# Start of Dataset rows
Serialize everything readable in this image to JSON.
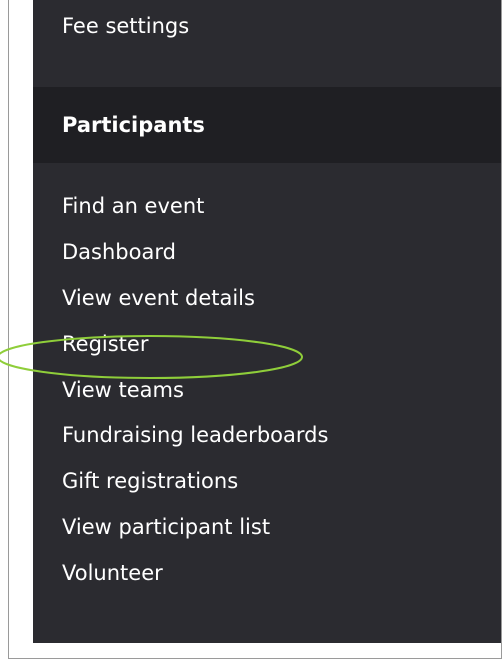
{
  "menu": {
    "previous_item": "Fee settings",
    "section_title": "Participants",
    "items": [
      {
        "label": "Find an event"
      },
      {
        "label": "Dashboard"
      },
      {
        "label": "View event details"
      },
      {
        "label": "Register"
      },
      {
        "label": "View teams"
      },
      {
        "label": "Fundraising leaderboards"
      },
      {
        "label": "Gift registrations"
      },
      {
        "label": "View participant list"
      },
      {
        "label": "Volunteer"
      }
    ]
  },
  "colors": {
    "panel_background": "#2b2b30",
    "section_header_background": "#1f1f23",
    "text": "#ffffff",
    "highlight_ellipse": "#8fce3a"
  }
}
# End of Dataset rows
**Required task:** Copy whichever lines in the listing above contain the word "View".

**Exercise result:**
        "label": "View event details"
        "label": "View teams"
        "label": "View participant list"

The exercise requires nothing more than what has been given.